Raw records
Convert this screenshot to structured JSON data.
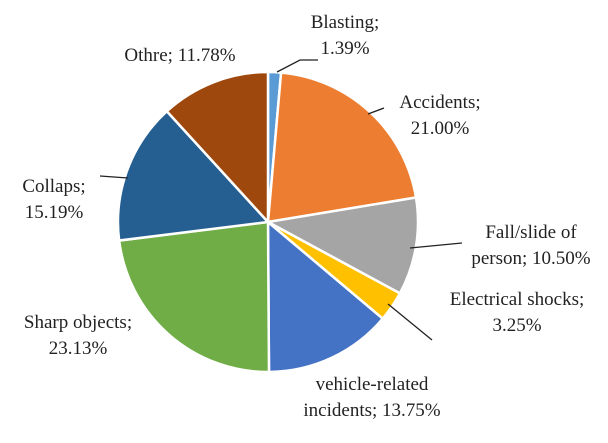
{
  "chart_data": {
    "type": "pie",
    "categories": [
      "Blasting",
      "Accidents",
      "Fall/slide of person",
      "Electrical shocks",
      "vehicle-related incidents",
      "Sharp objects",
      "Collaps",
      "Othre"
    ],
    "values": [
      1.39,
      21.0,
      10.5,
      3.25,
      13.75,
      23.13,
      15.19,
      11.78
    ],
    "value_labels": [
      "1.39%",
      "21.00%",
      "10.50%",
      "3.25%",
      "13.75%",
      "23.13%",
      "15.19%",
      "11.78%"
    ],
    "separator": ";",
    "colors": [
      "#5b9bd5",
      "#ed7d31",
      "#a5a5a5",
      "#ffc000",
      "#4472c4",
      "#70ad47",
      "#255e91",
      "#9e480e"
    ]
  }
}
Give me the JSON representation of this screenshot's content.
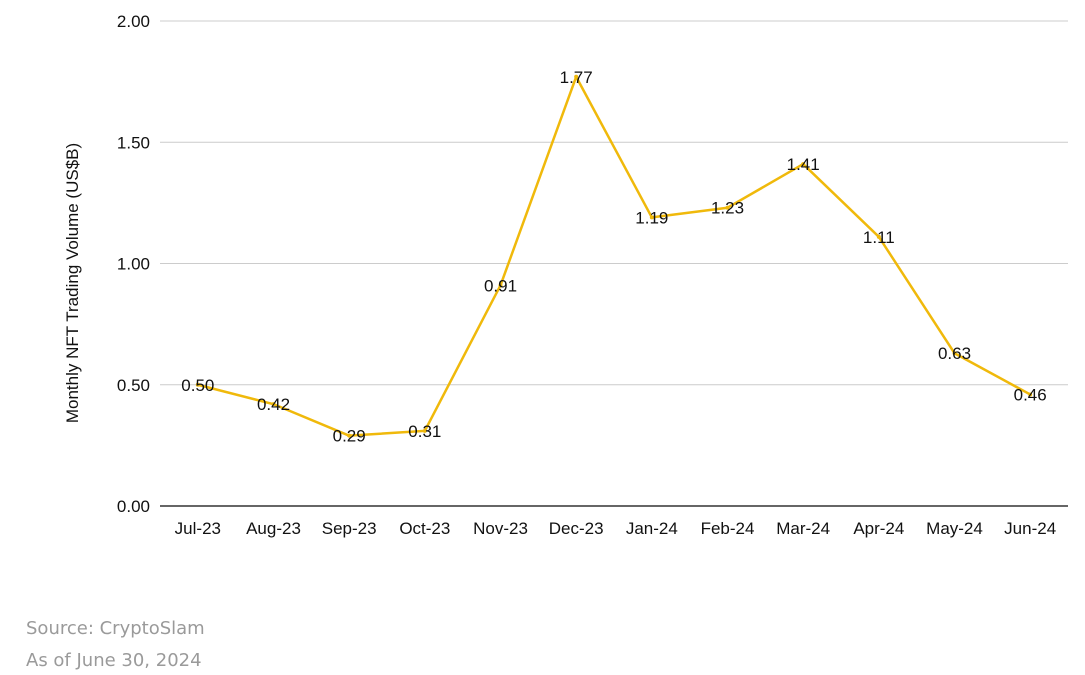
{
  "chart_data": {
    "type": "line",
    "categories": [
      "Jul-23",
      "Aug-23",
      "Sep-23",
      "Oct-23",
      "Nov-23",
      "Dec-23",
      "Jan-24",
      "Feb-24",
      "Mar-24",
      "Apr-24",
      "May-24",
      "Jun-24"
    ],
    "series": [
      {
        "values": [
          0.5,
          0.42,
          0.29,
          0.31,
          0.91,
          1.77,
          1.19,
          1.23,
          1.41,
          1.11,
          0.63,
          0.46
        ]
      }
    ],
    "data_labels": [
      "0.50",
      "0.42",
      "0.29",
      "0.31",
      "0.91",
      "1.77",
      "1.19",
      "1.23",
      "1.41",
      "1.11",
      "0.63",
      "0.46"
    ],
    "yticks": [
      "0.00",
      "0.50",
      "1.00",
      "1.50",
      "2.00"
    ],
    "ylabel": "Monthly NFT Trading Volume (US$B)",
    "ylim": [
      0,
      2
    ],
    "grid": true,
    "line_color": "#F0B90B",
    "grid_color": "#cccccc"
  },
  "footer": {
    "source": "Source: CryptoSlam",
    "as_of": "As of June 30, 2024"
  }
}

YOUR INSTRUCTIONS
Using the data above, copy each line that contains "screenshot".

CORRECT OUTPUT
Convert this screenshot to structured JSON data.
Give me the JSON representation of this screenshot's content.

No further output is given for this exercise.